OBJECTIVE. Quote the full listing word for word.
------ GIVEN RECORDS
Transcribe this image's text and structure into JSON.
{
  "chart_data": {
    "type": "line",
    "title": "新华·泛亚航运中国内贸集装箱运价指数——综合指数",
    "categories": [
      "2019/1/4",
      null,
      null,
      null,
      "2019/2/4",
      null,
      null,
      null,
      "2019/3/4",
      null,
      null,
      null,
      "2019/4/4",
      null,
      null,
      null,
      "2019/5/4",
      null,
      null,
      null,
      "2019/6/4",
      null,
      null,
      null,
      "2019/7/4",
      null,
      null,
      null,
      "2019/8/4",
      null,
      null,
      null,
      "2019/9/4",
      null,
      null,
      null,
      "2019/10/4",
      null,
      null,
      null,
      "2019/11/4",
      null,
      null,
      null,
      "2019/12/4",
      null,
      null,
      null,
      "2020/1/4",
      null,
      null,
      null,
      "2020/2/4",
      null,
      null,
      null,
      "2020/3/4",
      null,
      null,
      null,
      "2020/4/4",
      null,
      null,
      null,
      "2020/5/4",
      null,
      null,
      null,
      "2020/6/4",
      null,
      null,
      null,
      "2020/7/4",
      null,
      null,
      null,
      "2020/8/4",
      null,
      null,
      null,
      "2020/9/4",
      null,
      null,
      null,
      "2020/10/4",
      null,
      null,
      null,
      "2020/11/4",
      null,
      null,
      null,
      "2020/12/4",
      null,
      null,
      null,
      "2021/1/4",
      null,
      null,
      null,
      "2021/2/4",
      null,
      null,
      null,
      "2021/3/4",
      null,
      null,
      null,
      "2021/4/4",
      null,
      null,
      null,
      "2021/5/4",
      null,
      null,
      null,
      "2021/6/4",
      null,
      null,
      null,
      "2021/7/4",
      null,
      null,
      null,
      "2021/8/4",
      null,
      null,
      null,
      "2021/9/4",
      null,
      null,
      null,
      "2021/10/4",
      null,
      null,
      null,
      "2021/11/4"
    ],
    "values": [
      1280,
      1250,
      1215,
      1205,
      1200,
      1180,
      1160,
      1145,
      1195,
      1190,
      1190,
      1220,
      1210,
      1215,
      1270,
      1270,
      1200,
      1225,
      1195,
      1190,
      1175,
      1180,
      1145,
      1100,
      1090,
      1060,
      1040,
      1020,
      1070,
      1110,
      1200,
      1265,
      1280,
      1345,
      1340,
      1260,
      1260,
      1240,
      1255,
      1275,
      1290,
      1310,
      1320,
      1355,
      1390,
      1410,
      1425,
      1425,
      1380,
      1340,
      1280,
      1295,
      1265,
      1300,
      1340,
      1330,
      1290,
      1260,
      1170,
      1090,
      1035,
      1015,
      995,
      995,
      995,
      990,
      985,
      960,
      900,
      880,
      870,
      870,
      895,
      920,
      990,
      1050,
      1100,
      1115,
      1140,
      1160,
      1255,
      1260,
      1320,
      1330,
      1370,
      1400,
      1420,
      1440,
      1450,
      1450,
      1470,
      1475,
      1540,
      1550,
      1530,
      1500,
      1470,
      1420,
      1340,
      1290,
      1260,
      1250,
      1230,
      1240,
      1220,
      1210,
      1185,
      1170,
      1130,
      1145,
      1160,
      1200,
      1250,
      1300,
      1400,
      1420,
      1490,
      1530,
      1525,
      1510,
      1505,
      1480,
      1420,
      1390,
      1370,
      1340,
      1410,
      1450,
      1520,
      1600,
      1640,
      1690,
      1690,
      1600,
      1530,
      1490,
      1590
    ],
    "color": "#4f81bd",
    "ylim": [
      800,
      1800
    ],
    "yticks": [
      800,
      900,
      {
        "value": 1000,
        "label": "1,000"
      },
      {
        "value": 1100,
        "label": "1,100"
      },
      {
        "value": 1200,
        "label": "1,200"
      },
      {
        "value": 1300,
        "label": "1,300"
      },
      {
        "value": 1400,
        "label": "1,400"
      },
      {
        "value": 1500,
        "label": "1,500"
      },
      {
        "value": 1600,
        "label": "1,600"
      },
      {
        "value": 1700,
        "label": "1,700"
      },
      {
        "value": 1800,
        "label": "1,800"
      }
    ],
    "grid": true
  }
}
------------
OUTPUT FOR THIS EXERCISE.
Transcribe this image's text and structure into JSON.
{
  "chart_data": {
    "type": "line",
    "title": "新华·泛亚航运中国内贸集装箱运价指数——综合指数",
    "categories": [
      "2019/1/4",
      null,
      null,
      null,
      "2019/2/4",
      null,
      null,
      null,
      "2019/3/4",
      null,
      null,
      null,
      "2019/4/4",
      null,
      null,
      null,
      "2019/5/4",
      null,
      null,
      null,
      "2019/6/4",
      null,
      null,
      null,
      "2019/7/4",
      null,
      null,
      null,
      "2019/8/4",
      null,
      null,
      null,
      "2019/9/4",
      null,
      null,
      null,
      "2019/10/4",
      null,
      null,
      null,
      "2019/11/4",
      null,
      null,
      null,
      "2019/12/4",
      null,
      null,
      null,
      "2020/1/4",
      null,
      null,
      null,
      "2020/2/4",
      null,
      null,
      null,
      "2020/3/4",
      null,
      null,
      null,
      "2020/4/4",
      null,
      null,
      null,
      "2020/5/4",
      null,
      null,
      null,
      "2020/6/4",
      null,
      null,
      null,
      "2020/7/4",
      null,
      null,
      null,
      "2020/8/4",
      null,
      null,
      null,
      "2020/9/4",
      null,
      null,
      null,
      "2020/10/4",
      null,
      null,
      null,
      "2020/11/4",
      null,
      null,
      null,
      "2020/12/4",
      null,
      null,
      null,
      "2021/1/4",
      null,
      null,
      null,
      "2021/2/4",
      null,
      null,
      null,
      "2021/3/4",
      null,
      null,
      null,
      "2021/4/4",
      null,
      null,
      null,
      "2021/5/4",
      null,
      null,
      null,
      "2021/6/4",
      null,
      null,
      null,
      "2021/7/4",
      null,
      null,
      null,
      "2021/8/4",
      null,
      null,
      null,
      "2021/9/4",
      null,
      null,
      null,
      "2021/10/4",
      null,
      null,
      null,
      "2021/11/4"
    ],
    "values": [
      1280,
      1250,
      1215,
      1205,
      1200,
      1180,
      1160,
      1145,
      1195,
      1190,
      1190,
      1220,
      1210,
      1215,
      1270,
      1270,
      1200,
      1225,
      1195,
      1190,
      1175,
      1180,
      1145,
      1100,
      1090,
      1060,
      1040,
      1020,
      1070,
      1110,
      1200,
      1265,
      1280,
      1345,
      1340,
      1260,
      1260,
      1240,
      1255,
      1275,
      1290,
      1310,
      1320,
      1355,
      1390,
      1410,
      1425,
      1425,
      1380,
      1340,
      1280,
      1295,
      1265,
      1300,
      1340,
      1330,
      1290,
      1260,
      1170,
      1090,
      1035,
      1015,
      995,
      995,
      995,
      990,
      985,
      960,
      900,
      880,
      870,
      870,
      895,
      920,
      990,
      1050,
      1100,
      1115,
      1140,
      1160,
      1255,
      1260,
      1320,
      1330,
      1370,
      1400,
      1420,
      1440,
      1450,
      1450,
      1470,
      1475,
      1540,
      1550,
      1530,
      1500,
      1470,
      1420,
      1340,
      1290,
      1260,
      1250,
      1230,
      1240,
      1220,
      1210,
      1185,
      1170,
      1130,
      1145,
      1160,
      1200,
      1250,
      1300,
      1400,
      1420,
      1490,
      1530,
      1525,
      1510,
      1505,
      1480,
      1420,
      1390,
      1370,
      1340,
      1410,
      1450,
      1520,
      1600,
      1640,
      1690,
      1690,
      1600,
      1530,
      1490,
      1590
    ],
    "color": "#4f81bd",
    "ylim": [
      800,
      1800
    ],
    "yticks": [
      800,
      900,
      {
        "value": 1000,
        "label": "1,000"
      },
      {
        "value": 1100,
        "label": "1,100"
      },
      {
        "value": 1200,
        "label": "1,200"
      },
      {
        "value": 1300,
        "label": "1,300"
      },
      {
        "value": 1400,
        "label": "1,400"
      },
      {
        "value": 1500,
        "label": "1,500"
      },
      {
        "value": 1600,
        "label": "1,600"
      },
      {
        "value": 1700,
        "label": "1,700"
      },
      {
        "value": 1800,
        "label": "1,800"
      }
    ],
    "grid": true
  }
}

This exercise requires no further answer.